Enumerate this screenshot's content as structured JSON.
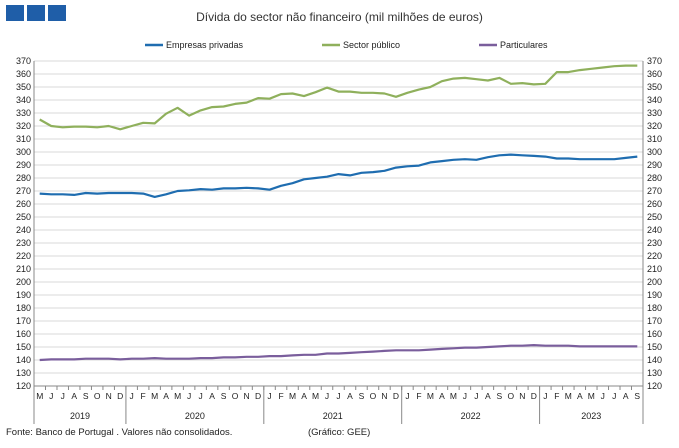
{
  "title": "Dívida do sector não financeiro (mil milhões de euros)",
  "footer": {
    "source": "Fonte: Banco de Portugal . Valores não consolidados.",
    "credit": "(Gráfico: GEE)"
  },
  "chart_data": {
    "type": "line",
    "title": "Dívida do sector não financeiro (mil milhões de euros)",
    "ylim": [
      120,
      370
    ],
    "ytick_step": 10,
    "grid": true,
    "legend_position": "top",
    "month_labels": [
      "M",
      "J",
      "J",
      "A",
      "S",
      "O",
      "N",
      "D",
      "J",
      "F",
      "M",
      "A",
      "M",
      "J",
      "J",
      "A",
      "S",
      "O",
      "N",
      "D",
      "J",
      "F",
      "M",
      "A",
      "M",
      "J",
      "J",
      "A",
      "S",
      "O",
      "N",
      "D",
      "J",
      "F",
      "M",
      "A",
      "M",
      "J",
      "J",
      "A",
      "S",
      "O",
      "N",
      "D",
      "J",
      "F",
      "M",
      "A",
      "M",
      "J",
      "J",
      "A",
      "S"
    ],
    "years": [
      {
        "label": "2019",
        "start": 0,
        "end": 7
      },
      {
        "label": "2020",
        "start": 8,
        "end": 19
      },
      {
        "label": "2021",
        "start": 20,
        "end": 31
      },
      {
        "label": "2022",
        "start": 32,
        "end": 43
      },
      {
        "label": "2023",
        "start": 44,
        "end": 52
      }
    ],
    "series": [
      {
        "name": "Empresas privadas",
        "color": "#1f6db0",
        "values": [
          268,
          267.5,
          267.5,
          267,
          268.5,
          268,
          268.5,
          268.5,
          268.5,
          268,
          265.5,
          267.5,
          270,
          270.5,
          271.5,
          271,
          272,
          272,
          272.5,
          272,
          271,
          274,
          276,
          279,
          280,
          281,
          283,
          282,
          284,
          284.5,
          285.5,
          288,
          289,
          289.5,
          292,
          293,
          294,
          294.5,
          294,
          296,
          297.5,
          298,
          297.5,
          297,
          296.5,
          295,
          295,
          294.5,
          294.5,
          294.5,
          294.5,
          295.5,
          296.5
        ]
      },
      {
        "name": "Sector público",
        "color": "#8fb05c",
        "values": [
          325,
          320,
          319,
          319.5,
          319.5,
          319,
          320,
          317.5,
          320,
          322.5,
          322,
          329.5,
          334,
          328,
          332,
          334.5,
          335,
          337,
          338,
          341.5,
          341,
          344.5,
          345,
          343,
          346,
          349.5,
          346.5,
          346.5,
          345.5,
          345.5,
          345,
          342.5,
          345.5,
          348,
          350,
          354.5,
          356.5,
          357,
          356,
          355,
          357,
          352.5,
          353,
          352,
          352.5,
          361.5,
          361.5,
          363,
          364,
          365,
          366,
          366.5,
          366.5
        ]
      },
      {
        "name": "Particulares",
        "color": "#7a5e9c",
        "values": [
          140,
          140.5,
          140.5,
          140.5,
          141,
          141,
          141,
          140.5,
          141,
          141,
          141.5,
          141,
          141,
          141,
          141.5,
          141.5,
          142,
          142,
          142.5,
          142.5,
          143,
          143,
          143.5,
          144,
          144,
          145,
          145,
          145.5,
          146,
          146.5,
          147,
          147.5,
          147.5,
          147.5,
          148,
          148.5,
          149,
          149.5,
          149.5,
          150,
          150.5,
          151,
          151,
          151.5,
          151,
          151,
          151,
          150.5,
          150.5,
          150.5,
          150.5,
          150.5,
          150.5
        ]
      }
    ]
  }
}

> **EXERCISE DIRECTIONS**
Gather up the lines that contain the word "euros".

> **RESPONSE FOR THIS EXERCISE**
  "title": "Dívida do sector não financeiro (mil milhões de euros)",
    "title": "Dívida do sector não financeiro (mil milhões de euros)",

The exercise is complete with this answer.